TASK GOAL: Copy each line of the entries beneath that contains the word "product".

RECORDS SHOWN:
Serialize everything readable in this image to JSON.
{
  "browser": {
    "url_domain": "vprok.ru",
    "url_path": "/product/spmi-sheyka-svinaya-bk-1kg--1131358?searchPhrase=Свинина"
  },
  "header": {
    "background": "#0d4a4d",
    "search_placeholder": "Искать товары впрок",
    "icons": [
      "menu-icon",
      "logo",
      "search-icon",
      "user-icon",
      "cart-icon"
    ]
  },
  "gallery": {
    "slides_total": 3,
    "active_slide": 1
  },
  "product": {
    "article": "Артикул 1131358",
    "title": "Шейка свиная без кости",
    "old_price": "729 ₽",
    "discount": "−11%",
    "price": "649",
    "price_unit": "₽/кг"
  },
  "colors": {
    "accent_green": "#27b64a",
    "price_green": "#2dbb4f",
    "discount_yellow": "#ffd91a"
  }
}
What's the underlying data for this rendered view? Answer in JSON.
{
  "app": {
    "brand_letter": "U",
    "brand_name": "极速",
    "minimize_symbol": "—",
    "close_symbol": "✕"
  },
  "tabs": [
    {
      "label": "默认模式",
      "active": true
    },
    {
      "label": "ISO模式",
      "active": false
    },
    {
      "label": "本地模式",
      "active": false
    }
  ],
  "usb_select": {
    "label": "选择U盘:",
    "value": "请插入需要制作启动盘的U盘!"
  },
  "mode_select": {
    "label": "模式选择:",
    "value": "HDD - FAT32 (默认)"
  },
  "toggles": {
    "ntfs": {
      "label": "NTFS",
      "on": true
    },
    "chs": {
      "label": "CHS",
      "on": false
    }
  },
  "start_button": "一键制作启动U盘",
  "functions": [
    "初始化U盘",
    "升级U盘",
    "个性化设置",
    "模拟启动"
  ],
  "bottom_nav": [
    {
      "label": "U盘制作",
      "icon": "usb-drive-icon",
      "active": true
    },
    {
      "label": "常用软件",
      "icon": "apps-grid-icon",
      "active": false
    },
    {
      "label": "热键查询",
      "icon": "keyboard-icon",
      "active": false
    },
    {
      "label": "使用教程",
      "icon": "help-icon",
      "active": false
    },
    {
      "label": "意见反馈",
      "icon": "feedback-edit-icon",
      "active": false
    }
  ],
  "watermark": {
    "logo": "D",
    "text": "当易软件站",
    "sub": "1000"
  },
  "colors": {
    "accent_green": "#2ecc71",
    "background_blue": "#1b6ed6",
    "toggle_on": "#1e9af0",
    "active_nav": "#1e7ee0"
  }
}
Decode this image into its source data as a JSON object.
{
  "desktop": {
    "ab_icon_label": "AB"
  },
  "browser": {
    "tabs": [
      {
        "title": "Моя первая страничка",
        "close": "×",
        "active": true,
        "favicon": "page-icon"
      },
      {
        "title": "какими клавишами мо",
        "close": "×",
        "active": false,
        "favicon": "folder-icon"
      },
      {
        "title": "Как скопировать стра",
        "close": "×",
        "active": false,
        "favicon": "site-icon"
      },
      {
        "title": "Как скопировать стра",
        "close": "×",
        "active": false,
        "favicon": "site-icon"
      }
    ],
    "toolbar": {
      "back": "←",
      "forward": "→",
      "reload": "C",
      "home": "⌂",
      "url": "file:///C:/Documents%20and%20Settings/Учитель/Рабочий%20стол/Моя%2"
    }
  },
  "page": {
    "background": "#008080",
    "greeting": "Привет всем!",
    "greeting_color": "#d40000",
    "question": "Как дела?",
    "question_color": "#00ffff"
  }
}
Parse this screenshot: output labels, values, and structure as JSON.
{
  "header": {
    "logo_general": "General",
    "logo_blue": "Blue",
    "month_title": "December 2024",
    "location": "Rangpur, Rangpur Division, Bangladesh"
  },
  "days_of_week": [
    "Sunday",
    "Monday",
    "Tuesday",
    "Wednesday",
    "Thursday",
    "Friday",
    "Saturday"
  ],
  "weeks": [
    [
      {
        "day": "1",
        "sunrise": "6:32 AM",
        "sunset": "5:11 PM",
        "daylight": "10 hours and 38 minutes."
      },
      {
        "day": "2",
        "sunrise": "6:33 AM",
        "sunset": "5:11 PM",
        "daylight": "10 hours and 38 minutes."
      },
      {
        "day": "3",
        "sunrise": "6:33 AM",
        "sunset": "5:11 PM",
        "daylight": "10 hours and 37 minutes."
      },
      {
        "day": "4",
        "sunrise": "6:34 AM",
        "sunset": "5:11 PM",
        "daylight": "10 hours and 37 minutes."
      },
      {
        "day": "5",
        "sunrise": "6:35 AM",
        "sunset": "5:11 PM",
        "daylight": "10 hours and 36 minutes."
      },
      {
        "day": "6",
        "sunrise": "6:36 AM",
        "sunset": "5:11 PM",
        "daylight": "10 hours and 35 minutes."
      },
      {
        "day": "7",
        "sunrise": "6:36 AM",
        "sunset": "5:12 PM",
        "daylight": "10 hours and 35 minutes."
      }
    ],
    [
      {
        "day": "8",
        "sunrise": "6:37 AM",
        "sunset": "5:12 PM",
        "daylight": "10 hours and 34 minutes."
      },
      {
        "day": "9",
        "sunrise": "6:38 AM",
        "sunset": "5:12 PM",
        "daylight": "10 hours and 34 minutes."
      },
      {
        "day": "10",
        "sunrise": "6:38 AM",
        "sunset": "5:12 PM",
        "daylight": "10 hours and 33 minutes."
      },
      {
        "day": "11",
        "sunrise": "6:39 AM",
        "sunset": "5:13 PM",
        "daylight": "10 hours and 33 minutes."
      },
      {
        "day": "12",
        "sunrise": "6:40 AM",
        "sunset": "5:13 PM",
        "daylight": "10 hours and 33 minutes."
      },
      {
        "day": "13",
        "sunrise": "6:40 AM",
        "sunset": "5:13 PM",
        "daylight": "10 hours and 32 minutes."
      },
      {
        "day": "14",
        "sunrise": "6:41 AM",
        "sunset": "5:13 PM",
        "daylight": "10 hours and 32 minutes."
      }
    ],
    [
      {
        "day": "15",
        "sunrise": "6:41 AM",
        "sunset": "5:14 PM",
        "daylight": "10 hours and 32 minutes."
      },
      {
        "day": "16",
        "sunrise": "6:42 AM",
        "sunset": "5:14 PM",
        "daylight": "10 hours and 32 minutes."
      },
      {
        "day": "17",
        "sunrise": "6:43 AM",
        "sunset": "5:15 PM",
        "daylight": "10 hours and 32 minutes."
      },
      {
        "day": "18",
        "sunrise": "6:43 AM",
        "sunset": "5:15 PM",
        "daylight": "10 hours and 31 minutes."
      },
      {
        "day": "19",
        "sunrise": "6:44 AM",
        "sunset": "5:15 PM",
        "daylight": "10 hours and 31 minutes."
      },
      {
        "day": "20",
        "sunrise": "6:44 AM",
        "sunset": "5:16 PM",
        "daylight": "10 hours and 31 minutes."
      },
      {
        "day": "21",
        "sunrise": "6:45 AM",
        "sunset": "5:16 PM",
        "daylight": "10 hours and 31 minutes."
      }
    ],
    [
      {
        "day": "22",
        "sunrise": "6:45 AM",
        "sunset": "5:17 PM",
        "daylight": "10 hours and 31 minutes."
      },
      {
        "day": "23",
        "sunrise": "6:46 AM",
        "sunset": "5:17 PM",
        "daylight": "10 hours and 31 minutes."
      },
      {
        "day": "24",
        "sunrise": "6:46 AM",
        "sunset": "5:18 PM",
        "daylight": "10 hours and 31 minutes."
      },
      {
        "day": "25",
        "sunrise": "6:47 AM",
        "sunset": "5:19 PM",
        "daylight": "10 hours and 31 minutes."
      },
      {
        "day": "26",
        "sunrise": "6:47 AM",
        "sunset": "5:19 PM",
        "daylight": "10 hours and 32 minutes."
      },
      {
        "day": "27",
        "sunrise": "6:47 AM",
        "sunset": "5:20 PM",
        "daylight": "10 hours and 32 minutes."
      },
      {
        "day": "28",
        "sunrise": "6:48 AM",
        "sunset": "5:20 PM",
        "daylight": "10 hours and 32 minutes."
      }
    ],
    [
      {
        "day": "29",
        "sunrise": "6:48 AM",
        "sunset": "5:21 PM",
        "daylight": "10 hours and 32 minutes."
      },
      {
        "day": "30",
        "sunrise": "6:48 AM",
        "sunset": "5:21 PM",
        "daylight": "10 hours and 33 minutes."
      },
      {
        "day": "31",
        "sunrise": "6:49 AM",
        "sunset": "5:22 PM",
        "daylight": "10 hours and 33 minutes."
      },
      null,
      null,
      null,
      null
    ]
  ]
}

THE REPLY:
    "url_path": "/product/spmi-sheyka-svinaya-bk-1kg--1131358?searchPhrase=Свинина"
  "product": {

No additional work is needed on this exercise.